_Written exercise_
Look for the string "Marię" in every line, and copy each line that has it.

_Input rows_
══════
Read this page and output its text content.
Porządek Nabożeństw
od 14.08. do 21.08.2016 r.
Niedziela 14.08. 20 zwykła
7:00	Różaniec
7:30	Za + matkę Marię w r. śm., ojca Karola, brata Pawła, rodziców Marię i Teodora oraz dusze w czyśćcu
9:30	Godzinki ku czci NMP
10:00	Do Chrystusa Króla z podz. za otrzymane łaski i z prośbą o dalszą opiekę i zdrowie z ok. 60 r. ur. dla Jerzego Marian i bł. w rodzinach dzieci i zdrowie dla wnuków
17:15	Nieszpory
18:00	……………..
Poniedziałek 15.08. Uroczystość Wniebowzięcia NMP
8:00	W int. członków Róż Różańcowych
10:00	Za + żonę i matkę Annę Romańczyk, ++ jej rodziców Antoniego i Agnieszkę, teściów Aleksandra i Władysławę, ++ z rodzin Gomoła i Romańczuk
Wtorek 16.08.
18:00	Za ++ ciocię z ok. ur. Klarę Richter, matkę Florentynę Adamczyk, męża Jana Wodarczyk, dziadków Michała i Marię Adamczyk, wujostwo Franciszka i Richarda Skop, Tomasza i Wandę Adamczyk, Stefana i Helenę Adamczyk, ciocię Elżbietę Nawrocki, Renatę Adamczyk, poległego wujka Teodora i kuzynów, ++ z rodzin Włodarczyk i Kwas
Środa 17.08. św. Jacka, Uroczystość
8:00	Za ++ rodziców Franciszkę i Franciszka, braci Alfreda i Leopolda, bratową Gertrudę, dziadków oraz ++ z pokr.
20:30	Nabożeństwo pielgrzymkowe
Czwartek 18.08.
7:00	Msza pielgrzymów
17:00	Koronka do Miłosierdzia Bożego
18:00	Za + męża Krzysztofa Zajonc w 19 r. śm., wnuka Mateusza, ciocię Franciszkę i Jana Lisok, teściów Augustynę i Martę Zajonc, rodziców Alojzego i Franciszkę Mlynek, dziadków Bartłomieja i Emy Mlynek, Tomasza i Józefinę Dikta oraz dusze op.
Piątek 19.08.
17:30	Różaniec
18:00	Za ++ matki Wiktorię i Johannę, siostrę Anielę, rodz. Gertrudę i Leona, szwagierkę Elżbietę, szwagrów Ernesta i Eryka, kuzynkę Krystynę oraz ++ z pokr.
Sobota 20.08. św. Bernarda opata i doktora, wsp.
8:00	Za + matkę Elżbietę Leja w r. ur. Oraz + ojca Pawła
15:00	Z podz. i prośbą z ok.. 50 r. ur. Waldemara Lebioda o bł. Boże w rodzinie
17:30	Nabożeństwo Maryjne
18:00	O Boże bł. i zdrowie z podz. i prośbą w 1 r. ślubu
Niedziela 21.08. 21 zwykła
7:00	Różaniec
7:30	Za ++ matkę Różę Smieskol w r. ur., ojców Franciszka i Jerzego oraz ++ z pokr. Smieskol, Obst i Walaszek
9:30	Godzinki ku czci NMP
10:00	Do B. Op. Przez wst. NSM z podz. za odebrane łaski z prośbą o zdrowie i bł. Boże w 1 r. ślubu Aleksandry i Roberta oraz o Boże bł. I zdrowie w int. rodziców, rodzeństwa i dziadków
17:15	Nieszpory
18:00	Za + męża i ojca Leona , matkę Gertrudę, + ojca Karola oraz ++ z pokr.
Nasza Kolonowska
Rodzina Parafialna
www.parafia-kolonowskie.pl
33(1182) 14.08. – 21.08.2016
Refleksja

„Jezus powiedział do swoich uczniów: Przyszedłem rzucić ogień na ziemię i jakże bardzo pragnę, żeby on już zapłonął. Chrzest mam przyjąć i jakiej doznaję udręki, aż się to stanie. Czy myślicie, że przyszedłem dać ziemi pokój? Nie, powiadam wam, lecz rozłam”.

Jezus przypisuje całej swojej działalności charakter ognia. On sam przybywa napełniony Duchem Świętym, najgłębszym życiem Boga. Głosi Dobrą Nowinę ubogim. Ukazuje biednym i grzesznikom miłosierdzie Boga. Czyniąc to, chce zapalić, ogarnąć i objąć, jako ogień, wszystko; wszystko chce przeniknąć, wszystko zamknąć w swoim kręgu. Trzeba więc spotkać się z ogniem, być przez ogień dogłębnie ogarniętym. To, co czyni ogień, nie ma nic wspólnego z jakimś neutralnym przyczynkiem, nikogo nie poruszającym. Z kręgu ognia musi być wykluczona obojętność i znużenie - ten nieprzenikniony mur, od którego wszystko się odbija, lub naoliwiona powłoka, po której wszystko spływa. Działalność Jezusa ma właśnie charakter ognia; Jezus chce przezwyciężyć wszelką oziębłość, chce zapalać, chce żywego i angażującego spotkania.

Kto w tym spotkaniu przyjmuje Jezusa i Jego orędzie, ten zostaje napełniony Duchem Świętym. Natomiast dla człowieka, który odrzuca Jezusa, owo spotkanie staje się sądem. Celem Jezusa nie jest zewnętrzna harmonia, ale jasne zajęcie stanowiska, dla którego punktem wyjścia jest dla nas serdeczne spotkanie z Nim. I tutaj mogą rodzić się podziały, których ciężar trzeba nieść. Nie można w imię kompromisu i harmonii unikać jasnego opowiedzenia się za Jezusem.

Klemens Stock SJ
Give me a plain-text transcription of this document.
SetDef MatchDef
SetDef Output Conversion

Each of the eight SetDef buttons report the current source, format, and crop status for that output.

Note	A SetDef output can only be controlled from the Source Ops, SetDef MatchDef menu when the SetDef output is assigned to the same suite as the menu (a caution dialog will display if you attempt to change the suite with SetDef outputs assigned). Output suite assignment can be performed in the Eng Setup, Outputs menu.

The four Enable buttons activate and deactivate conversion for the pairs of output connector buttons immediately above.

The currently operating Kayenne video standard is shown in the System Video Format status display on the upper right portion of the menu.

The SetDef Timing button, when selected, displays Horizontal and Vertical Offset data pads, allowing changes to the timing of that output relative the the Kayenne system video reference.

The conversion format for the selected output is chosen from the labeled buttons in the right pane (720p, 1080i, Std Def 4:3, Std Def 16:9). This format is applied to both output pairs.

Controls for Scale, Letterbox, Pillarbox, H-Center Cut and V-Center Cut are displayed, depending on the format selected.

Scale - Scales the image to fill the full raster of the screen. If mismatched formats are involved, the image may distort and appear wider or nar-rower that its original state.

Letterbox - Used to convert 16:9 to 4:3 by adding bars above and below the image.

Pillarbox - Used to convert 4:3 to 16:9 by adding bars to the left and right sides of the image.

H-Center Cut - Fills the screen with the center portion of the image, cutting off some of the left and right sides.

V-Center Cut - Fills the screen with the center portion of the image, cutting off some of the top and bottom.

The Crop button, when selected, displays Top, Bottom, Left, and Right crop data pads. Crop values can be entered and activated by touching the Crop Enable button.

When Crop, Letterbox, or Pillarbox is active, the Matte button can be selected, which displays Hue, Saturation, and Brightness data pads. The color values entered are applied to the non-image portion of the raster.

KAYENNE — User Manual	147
══════
_Problem solution_
7:30	Za + matkę Marię w r. śm., ojca Karola, brata Pawła, rodziców Marię i Teodora oraz dusze w czyśćcu
18:00	Za ++ ciocię z ok. ur. Klarę Richter, matkę Florentynę Adamczyk, męża Jana Wodarczyk, dziadków Michała i Marię Adamczyk, wujostwo Franciszka i Richarda Skop, Tomasza i Wandę Adamczyk, Stefana i Helenę Adamczyk, ciocię Elżbietę Nawrocki, Renatę Adamczyk, poległego wujka Teodora i kuzynów, ++ z rodzin Włodarczyk i Kwas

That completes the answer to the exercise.